- **Supplied material**:
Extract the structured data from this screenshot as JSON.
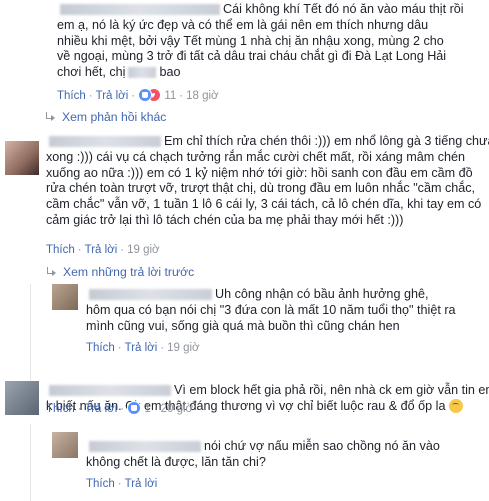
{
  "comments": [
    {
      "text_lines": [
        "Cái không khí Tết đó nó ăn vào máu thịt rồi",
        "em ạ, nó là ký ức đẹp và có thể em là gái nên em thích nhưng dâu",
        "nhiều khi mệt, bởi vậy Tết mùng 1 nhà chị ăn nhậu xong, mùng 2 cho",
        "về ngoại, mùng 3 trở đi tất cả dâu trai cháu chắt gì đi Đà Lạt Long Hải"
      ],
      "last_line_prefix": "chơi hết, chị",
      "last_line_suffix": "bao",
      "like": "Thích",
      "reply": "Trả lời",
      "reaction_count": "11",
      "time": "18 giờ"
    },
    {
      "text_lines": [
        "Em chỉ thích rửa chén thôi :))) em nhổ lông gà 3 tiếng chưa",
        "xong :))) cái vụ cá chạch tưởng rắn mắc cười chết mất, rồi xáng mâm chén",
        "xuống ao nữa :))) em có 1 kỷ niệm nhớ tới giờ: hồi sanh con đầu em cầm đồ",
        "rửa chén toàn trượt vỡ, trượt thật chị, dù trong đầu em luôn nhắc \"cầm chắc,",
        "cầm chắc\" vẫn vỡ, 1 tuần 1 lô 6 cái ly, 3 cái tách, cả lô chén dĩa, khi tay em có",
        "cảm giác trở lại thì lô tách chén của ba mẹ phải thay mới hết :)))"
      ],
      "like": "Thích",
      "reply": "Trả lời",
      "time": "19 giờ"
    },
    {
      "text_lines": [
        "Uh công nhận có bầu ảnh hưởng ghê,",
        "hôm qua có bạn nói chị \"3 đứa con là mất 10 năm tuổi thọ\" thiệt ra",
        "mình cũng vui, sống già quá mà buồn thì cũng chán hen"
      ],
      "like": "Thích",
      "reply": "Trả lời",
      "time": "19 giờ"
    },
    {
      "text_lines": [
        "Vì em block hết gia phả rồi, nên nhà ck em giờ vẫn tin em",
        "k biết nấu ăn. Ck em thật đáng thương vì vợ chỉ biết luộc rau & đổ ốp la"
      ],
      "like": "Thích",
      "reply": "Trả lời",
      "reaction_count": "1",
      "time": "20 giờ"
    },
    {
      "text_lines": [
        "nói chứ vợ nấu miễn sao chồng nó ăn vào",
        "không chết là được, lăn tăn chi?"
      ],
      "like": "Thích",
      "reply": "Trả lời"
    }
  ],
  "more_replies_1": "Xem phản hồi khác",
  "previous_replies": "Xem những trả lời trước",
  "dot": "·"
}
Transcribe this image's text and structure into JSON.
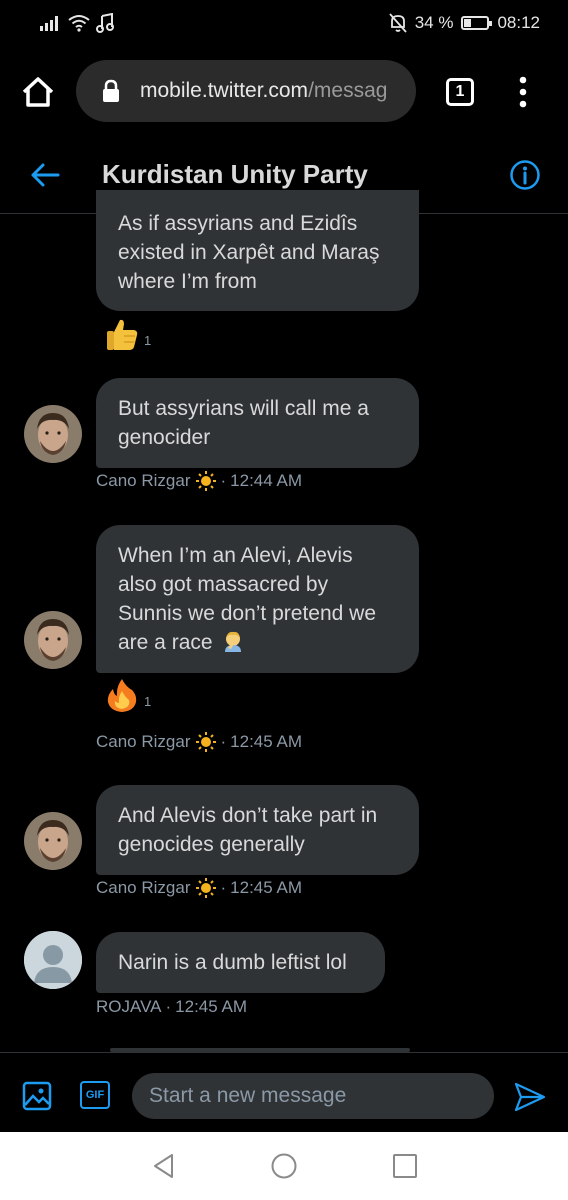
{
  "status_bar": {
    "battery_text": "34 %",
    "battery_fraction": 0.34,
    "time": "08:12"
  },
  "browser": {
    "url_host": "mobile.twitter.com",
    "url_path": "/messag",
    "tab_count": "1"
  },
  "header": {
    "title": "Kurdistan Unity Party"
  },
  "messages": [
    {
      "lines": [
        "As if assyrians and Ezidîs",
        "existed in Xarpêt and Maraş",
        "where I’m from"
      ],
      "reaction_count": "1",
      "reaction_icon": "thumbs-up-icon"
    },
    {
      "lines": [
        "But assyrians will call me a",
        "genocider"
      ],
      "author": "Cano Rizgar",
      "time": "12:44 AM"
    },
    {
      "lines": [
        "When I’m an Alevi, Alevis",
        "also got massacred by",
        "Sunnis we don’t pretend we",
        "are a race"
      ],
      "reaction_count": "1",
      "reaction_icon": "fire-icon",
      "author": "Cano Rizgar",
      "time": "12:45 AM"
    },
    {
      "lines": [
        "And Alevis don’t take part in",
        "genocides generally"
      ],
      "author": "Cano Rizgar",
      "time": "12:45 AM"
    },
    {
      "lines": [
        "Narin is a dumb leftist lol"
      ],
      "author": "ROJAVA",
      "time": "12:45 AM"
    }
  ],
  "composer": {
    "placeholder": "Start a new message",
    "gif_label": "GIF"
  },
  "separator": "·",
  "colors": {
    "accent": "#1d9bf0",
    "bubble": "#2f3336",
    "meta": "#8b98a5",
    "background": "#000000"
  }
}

- **Task prompt**:
Without the pictures, restate each entry exactly.

- **Written reply**:
Extract the structured data from this screenshot as JSON.
{
  "comments": [
    {
      "text_lines": [
        "Cái không khí Tết đó nó ăn vào máu thịt rồi",
        "em ạ, nó là ký ức đẹp và có thể em là gái nên em thích nhưng dâu",
        "nhiều khi mệt, bởi vậy Tết mùng 1 nhà chị ăn nhậu xong, mùng 2 cho",
        "về ngoại, mùng 3 trở đi tất cả dâu trai cháu chắt gì đi Đà Lạt Long Hải"
      ],
      "last_line_prefix": "chơi hết, chị",
      "last_line_suffix": "bao",
      "like": "Thích",
      "reply": "Trả lời",
      "reaction_count": "11",
      "time": "18 giờ"
    },
    {
      "text_lines": [
        "Em chỉ thích rửa chén thôi :))) em nhổ lông gà 3 tiếng chưa",
        "xong :))) cái vụ cá chạch tưởng rắn mắc cười chết mất, rồi xáng mâm chén",
        "xuống ao nữa :))) em có 1 kỷ niệm nhớ tới giờ: hồi sanh con đầu em cầm đồ",
        "rửa chén toàn trượt vỡ, trượt thật chị, dù trong đầu em luôn nhắc \"cầm chắc,",
        "cầm chắc\" vẫn vỡ, 1 tuần 1 lô 6 cái ly, 3 cái tách, cả lô chén dĩa, khi tay em có",
        "cảm giác trở lại thì lô tách chén của ba mẹ phải thay mới hết :)))"
      ],
      "like": "Thích",
      "reply": "Trả lời",
      "time": "19 giờ"
    },
    {
      "text_lines": [
        "Uh công nhận có bầu ảnh hưởng ghê,",
        "hôm qua có bạn nói chị \"3 đứa con là mất 10 năm tuổi thọ\" thiệt ra",
        "mình cũng vui, sống già quá mà buồn thì cũng chán hen"
      ],
      "like": "Thích",
      "reply": "Trả lời",
      "time": "19 giờ"
    },
    {
      "text_lines": [
        "Vì em block hết gia phả rồi, nên nhà ck em giờ vẫn tin em",
        "k biết nấu ăn. Ck em thật đáng thương vì vợ chỉ biết luộc rau & đổ ốp la"
      ],
      "like": "Thích",
      "reply": "Trả lời",
      "reaction_count": "1",
      "time": "20 giờ"
    },
    {
      "text_lines": [
        "nói chứ vợ nấu miễn sao chồng nó ăn vào",
        "không chết là được, lăn tăn chi?"
      ],
      "like": "Thích",
      "reply": "Trả lời"
    }
  ],
  "more_replies_1": "Xem phản hồi khác",
  "previous_replies": "Xem những trả lời trước",
  "dot": "·"
}
Transcribe this image's text and structure into JSON.
{
  "status_bar": {
    "battery_text": "34 %",
    "battery_fraction": 0.34,
    "time": "08:12"
  },
  "browser": {
    "url_host": "mobile.twitter.com",
    "url_path": "/messag",
    "tab_count": "1"
  },
  "header": {
    "title": "Kurdistan Unity Party"
  },
  "messages": [
    {
      "lines": [
        "As if assyrians and Ezidîs",
        "existed in Xarpêt and Maraş",
        "where I’m from"
      ],
      "reaction_count": "1",
      "reaction_icon": "thumbs-up-icon"
    },
    {
      "lines": [
        "But assyrians will call me a",
        "genocider"
      ],
      "author": "Cano Rizgar",
      "time": "12:44 AM"
    },
    {
      "lines": [
        "When I’m an Alevi, Alevis",
        "also got massacred by",
        "Sunnis we don’t pretend we",
        "are a race"
      ],
      "reaction_count": "1",
      "reaction_icon": "fire-icon",
      "author": "Cano Rizgar",
      "time": "12:45 AM"
    },
    {
      "lines": [
        "And Alevis don’t take part in",
        "genocides generally"
      ],
      "author": "Cano Rizgar",
      "time": "12:45 AM"
    },
    {
      "lines": [
        "Narin is a dumb leftist lol"
      ],
      "author": "ROJAVA",
      "time": "12:45 AM"
    }
  ],
  "composer": {
    "placeholder": "Start a new message",
    "gif_label": "GIF"
  },
  "separator": "·",
  "colors": {
    "accent": "#1d9bf0",
    "bubble": "#2f3336",
    "meta": "#8b98a5",
    "background": "#000000"
  }
}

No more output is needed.